Exercise description:
Count how many lines hold the word "structured" and give that number as the whole answer.

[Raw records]
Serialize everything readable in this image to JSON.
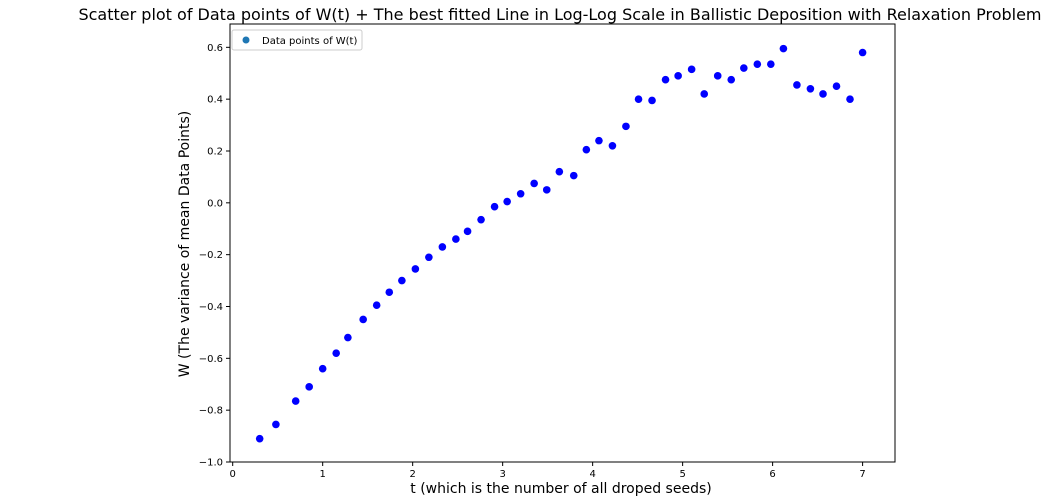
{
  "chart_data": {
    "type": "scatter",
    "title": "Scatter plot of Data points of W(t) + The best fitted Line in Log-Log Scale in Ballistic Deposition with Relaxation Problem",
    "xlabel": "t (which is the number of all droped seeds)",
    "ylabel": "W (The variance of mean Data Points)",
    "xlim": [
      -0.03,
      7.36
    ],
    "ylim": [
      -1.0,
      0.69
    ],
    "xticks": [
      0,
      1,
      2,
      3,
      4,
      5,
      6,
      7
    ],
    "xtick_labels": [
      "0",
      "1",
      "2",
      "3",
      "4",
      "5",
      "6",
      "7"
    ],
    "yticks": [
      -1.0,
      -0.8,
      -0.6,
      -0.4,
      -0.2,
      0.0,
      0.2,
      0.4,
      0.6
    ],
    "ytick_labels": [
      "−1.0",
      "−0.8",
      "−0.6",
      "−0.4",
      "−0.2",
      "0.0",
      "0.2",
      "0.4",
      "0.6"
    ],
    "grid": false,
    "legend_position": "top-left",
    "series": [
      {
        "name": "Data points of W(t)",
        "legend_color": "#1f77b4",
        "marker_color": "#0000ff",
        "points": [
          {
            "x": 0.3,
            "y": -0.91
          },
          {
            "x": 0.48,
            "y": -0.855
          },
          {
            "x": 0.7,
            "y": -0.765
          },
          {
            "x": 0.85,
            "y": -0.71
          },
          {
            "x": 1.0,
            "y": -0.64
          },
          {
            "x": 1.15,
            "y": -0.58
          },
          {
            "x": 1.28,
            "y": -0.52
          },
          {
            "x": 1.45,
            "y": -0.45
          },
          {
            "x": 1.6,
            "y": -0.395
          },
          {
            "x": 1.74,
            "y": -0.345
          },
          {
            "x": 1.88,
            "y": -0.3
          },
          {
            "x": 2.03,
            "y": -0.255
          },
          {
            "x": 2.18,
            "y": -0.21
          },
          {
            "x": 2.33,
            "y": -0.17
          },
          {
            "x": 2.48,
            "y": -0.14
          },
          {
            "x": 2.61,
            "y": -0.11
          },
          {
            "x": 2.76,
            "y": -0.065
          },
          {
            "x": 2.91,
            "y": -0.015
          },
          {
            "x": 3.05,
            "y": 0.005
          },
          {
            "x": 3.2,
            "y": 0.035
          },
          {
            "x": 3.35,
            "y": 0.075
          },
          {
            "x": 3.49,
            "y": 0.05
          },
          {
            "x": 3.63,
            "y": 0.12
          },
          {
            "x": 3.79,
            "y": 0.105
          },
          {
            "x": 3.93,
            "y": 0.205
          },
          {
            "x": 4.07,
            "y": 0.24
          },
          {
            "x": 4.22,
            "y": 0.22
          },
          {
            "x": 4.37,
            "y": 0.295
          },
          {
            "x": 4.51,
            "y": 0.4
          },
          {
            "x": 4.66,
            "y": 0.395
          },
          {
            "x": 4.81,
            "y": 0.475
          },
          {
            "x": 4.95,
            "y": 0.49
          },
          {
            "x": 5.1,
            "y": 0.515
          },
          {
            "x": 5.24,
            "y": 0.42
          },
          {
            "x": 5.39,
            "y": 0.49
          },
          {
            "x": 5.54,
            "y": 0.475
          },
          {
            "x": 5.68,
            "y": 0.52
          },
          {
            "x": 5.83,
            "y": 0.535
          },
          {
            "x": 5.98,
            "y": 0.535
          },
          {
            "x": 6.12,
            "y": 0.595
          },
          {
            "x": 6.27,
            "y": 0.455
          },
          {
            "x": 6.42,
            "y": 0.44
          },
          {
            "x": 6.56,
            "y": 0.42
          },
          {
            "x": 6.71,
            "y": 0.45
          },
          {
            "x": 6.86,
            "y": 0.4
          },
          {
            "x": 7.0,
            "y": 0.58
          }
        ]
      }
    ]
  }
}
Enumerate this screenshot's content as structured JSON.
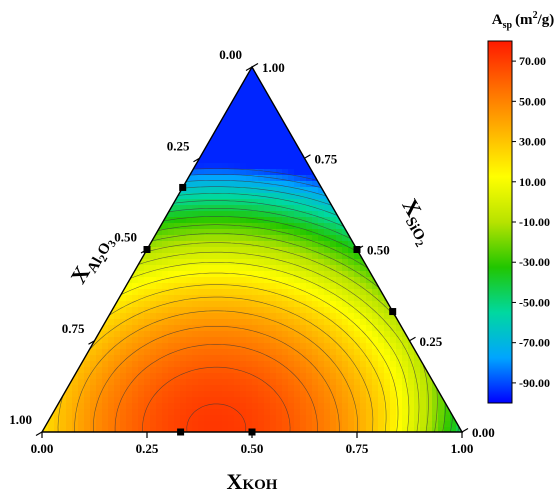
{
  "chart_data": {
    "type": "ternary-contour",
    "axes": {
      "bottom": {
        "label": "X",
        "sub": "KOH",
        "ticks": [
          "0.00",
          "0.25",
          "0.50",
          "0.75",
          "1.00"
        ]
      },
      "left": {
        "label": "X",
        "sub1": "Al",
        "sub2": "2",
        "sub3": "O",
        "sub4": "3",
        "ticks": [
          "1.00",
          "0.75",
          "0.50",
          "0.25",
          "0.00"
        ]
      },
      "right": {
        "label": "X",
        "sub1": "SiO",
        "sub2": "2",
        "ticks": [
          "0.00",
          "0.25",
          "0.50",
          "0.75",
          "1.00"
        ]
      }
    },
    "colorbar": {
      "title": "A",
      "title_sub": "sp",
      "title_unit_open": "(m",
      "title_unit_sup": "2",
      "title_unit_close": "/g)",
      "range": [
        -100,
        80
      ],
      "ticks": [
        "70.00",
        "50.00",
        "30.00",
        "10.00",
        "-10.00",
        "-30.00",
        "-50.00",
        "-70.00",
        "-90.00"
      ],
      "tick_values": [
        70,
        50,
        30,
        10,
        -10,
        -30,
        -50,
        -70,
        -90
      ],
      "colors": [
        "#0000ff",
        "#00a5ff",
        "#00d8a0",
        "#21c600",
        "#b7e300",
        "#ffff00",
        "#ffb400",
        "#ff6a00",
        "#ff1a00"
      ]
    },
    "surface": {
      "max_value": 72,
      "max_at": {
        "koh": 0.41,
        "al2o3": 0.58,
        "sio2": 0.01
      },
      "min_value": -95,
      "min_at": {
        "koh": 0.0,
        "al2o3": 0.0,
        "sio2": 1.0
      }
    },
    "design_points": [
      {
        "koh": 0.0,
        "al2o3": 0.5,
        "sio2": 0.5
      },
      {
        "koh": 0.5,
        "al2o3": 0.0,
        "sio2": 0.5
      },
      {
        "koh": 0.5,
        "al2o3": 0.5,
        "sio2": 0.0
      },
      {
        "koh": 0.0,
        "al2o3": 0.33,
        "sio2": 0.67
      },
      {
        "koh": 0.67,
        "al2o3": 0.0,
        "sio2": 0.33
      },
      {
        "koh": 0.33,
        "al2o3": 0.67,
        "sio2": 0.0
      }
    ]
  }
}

...

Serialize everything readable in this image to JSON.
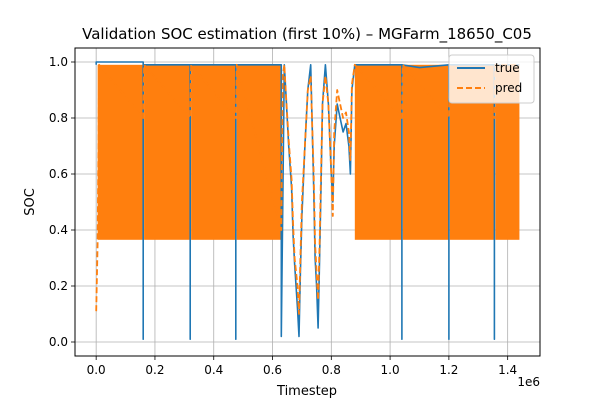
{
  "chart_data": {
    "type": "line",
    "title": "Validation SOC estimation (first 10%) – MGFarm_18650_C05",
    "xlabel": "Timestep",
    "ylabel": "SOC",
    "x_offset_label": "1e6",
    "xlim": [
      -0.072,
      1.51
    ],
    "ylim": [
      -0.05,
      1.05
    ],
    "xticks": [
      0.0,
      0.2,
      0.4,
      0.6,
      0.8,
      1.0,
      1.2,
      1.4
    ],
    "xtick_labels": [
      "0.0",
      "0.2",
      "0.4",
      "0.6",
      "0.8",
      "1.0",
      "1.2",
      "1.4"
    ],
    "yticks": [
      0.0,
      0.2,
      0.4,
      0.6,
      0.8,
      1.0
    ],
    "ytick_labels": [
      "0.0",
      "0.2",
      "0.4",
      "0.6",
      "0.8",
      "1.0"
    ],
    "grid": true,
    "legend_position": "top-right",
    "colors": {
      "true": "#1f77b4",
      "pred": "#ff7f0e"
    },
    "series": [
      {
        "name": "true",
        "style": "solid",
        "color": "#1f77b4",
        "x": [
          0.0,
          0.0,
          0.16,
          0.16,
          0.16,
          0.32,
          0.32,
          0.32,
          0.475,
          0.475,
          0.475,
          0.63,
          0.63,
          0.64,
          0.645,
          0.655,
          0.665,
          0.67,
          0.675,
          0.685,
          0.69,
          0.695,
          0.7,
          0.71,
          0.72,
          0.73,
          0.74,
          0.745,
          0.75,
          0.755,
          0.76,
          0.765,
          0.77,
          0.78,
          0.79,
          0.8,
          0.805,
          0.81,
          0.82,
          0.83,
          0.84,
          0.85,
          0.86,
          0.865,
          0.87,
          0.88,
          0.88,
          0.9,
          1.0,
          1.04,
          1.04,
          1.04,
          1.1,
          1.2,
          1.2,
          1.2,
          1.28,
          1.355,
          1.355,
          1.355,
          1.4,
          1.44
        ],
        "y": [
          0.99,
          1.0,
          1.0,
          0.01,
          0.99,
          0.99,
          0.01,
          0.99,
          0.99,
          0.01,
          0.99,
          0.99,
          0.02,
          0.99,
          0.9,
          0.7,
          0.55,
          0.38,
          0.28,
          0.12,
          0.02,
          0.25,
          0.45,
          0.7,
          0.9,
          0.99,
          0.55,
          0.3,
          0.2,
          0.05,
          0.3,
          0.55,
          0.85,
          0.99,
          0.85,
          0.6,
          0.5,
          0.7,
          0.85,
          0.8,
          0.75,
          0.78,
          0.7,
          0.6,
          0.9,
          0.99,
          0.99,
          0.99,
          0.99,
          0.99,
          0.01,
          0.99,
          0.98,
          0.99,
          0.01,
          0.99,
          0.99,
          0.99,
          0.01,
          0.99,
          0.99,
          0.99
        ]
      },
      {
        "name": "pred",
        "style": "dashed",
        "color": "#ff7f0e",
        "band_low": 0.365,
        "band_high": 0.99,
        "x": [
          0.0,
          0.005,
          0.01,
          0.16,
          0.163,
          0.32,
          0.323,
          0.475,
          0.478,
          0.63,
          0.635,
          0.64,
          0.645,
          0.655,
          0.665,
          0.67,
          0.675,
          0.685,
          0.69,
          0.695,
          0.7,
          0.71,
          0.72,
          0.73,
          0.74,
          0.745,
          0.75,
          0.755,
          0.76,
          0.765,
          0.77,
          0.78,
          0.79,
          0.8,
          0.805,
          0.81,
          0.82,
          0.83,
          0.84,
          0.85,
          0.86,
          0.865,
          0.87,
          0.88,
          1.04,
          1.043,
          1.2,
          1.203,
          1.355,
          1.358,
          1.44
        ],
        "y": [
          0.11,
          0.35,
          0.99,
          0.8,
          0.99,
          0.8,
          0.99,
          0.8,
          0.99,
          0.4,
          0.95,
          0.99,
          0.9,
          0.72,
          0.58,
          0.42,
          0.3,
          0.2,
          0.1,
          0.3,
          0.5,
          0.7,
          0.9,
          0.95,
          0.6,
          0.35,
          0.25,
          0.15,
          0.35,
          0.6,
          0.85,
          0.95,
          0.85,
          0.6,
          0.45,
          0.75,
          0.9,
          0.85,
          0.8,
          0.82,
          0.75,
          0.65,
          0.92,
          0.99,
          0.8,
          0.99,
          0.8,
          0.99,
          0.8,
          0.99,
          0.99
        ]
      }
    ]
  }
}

...

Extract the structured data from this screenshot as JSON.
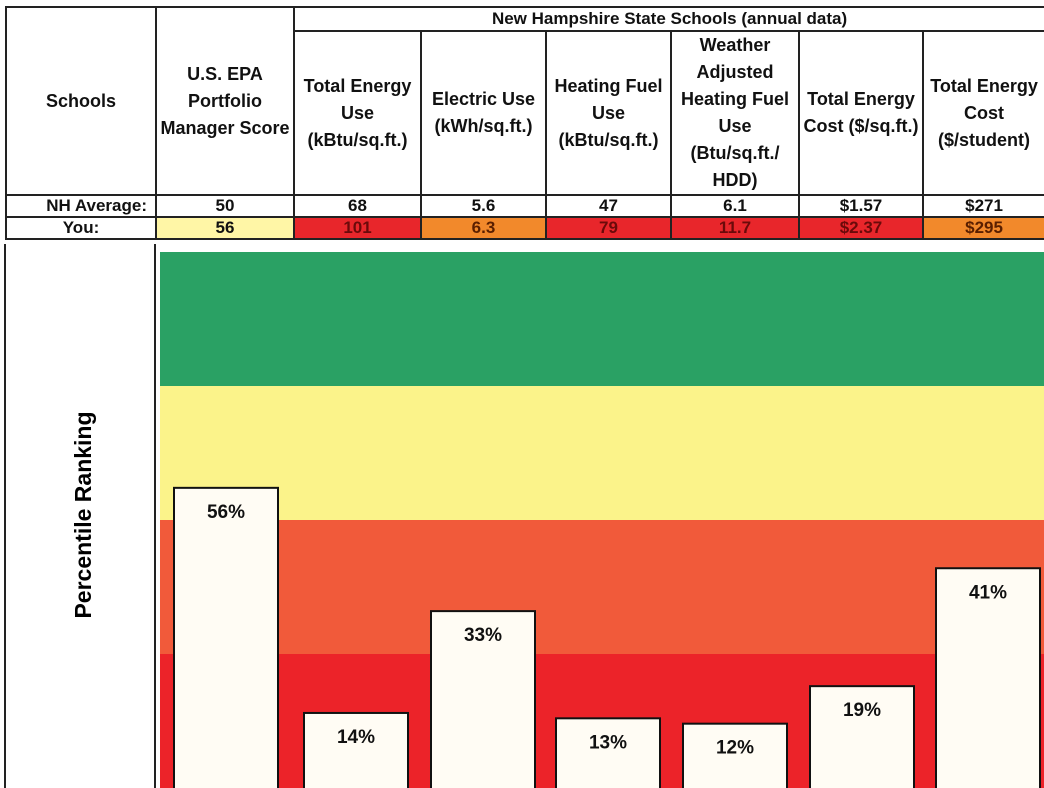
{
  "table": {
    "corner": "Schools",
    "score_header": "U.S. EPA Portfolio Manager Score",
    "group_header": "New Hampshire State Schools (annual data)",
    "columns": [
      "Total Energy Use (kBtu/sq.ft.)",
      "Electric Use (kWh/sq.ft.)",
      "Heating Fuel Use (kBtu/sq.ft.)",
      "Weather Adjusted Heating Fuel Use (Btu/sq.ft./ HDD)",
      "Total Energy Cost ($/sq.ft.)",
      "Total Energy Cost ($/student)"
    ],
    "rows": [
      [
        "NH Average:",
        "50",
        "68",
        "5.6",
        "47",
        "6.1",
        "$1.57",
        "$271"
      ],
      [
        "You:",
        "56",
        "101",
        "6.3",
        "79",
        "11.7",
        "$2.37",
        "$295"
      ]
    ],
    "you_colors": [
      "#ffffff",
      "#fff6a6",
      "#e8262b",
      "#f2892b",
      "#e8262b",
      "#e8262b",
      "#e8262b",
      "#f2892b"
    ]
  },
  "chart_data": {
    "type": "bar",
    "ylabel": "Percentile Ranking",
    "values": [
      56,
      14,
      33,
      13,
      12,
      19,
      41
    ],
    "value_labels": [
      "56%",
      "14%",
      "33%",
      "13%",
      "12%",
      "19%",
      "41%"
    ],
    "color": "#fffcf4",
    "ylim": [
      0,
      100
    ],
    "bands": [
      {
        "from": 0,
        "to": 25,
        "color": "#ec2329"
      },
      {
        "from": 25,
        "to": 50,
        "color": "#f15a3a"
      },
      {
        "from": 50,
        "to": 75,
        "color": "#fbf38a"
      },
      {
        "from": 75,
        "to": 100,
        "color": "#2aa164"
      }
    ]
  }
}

Correct response:
2